→ Short problem
Leave out the pictures, then reproduce the rest of the material exactly.

___ Input data ___

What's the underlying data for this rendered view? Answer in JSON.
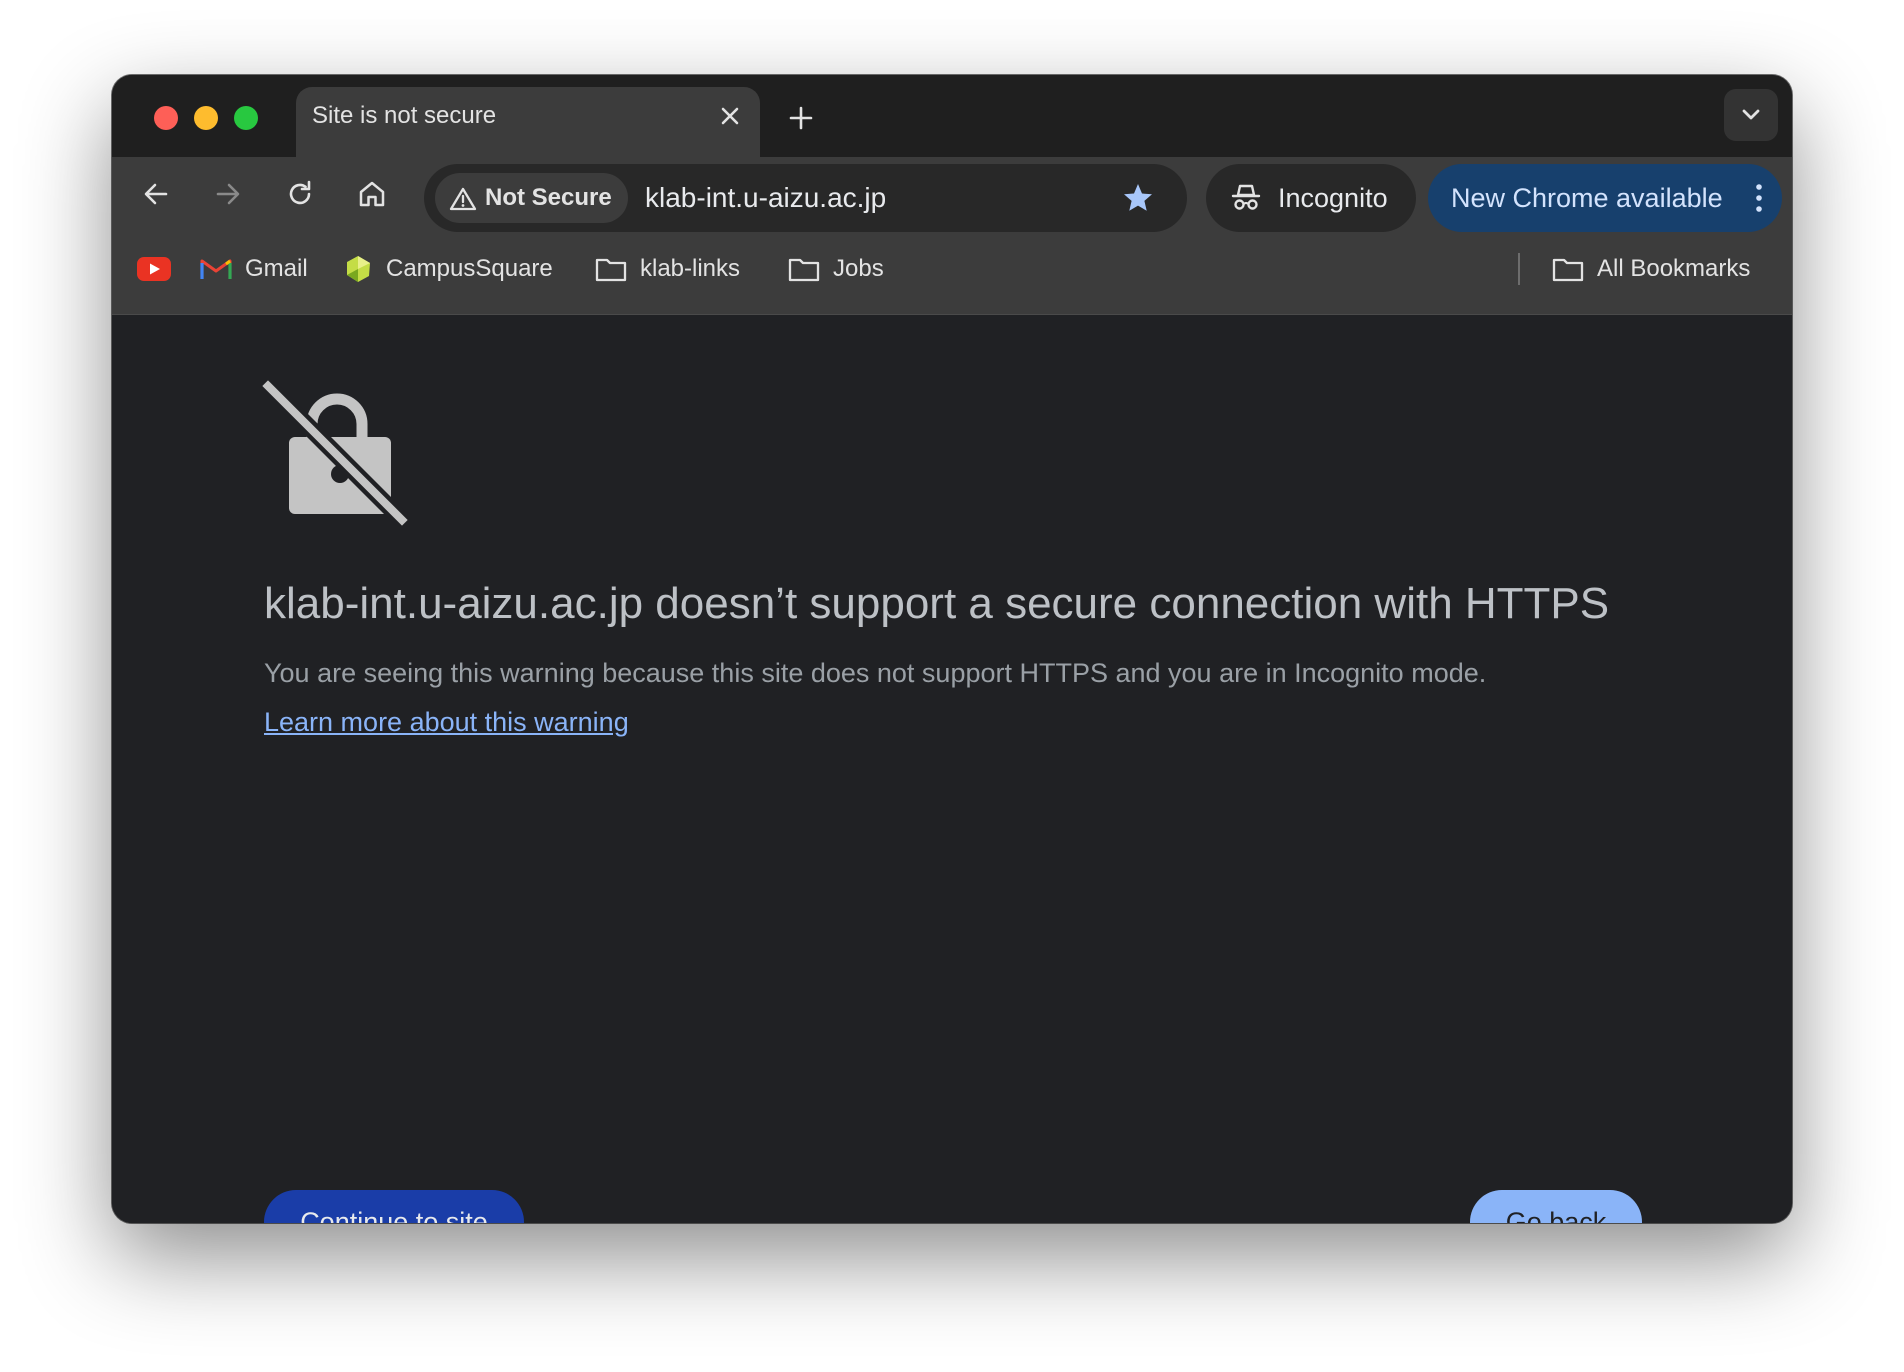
{
  "window": {
    "traffic_lights": [
      "close",
      "minimize",
      "zoom"
    ]
  },
  "tab": {
    "title": "Site is not secure"
  },
  "toolbar": {
    "security_chip": "Not Secure",
    "url": "klab-int.u-aizu.ac.jp",
    "incognito_label": "Incognito",
    "update_label": "New Chrome available"
  },
  "bookmarks": {
    "items": [
      {
        "label": "",
        "icon": "youtube-icon"
      },
      {
        "label": "Gmail",
        "icon": "gmail-icon"
      },
      {
        "label": "CampusSquare",
        "icon": "campussquare-icon"
      },
      {
        "label": "klab-links",
        "icon": "folder-icon"
      },
      {
        "label": "Jobs",
        "icon": "folder-icon"
      }
    ],
    "all_bookmarks": "All Bookmarks"
  },
  "page": {
    "heading": "klab-int.u-aizu.ac.jp doesn’t support a secure connection with HTTPS",
    "body": "You are seeing this warning because this site does not support HTTPS and you are in Incognito mode.",
    "learn_more": "Learn more about this warning",
    "continue_button": "Continue to site",
    "back_button": "Go back"
  },
  "colors": {
    "page_bg": "#202124",
    "toolbar_bg": "#3c3c3c",
    "link": "#8ab4f8",
    "primary_button": "#1a3da8",
    "secondary_button": "#8ab4f8",
    "update_pill": "#17406d"
  }
}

___

→ Exercise output
What's the underlying data for this rendered view? Answer in JSON.
{
  "window": {
    "traffic_lights": [
      "close",
      "minimize",
      "zoom"
    ]
  },
  "tab": {
    "title": "Site is not secure"
  },
  "toolbar": {
    "security_chip": "Not Secure",
    "url": "klab-int.u-aizu.ac.jp",
    "incognito_label": "Incognito",
    "update_label": "New Chrome available"
  },
  "bookmarks": {
    "items": [
      {
        "label": "",
        "icon": "youtube-icon"
      },
      {
        "label": "Gmail",
        "icon": "gmail-icon"
      },
      {
        "label": "CampusSquare",
        "icon": "campussquare-icon"
      },
      {
        "label": "klab-links",
        "icon": "folder-icon"
      },
      {
        "label": "Jobs",
        "icon": "folder-icon"
      }
    ],
    "all_bookmarks": "All Bookmarks"
  },
  "page": {
    "heading": "klab-int.u-aizu.ac.jp doesn’t support a secure connection with HTTPS",
    "body": "You are seeing this warning because this site does not support HTTPS and you are in Incognito mode.",
    "learn_more": "Learn more about this warning",
    "continue_button": "Continue to site",
    "back_button": "Go back"
  },
  "colors": {
    "page_bg": "#202124",
    "toolbar_bg": "#3c3c3c",
    "link": "#8ab4f8",
    "primary_button": "#1a3da8",
    "secondary_button": "#8ab4f8",
    "update_pill": "#17406d"
  }
}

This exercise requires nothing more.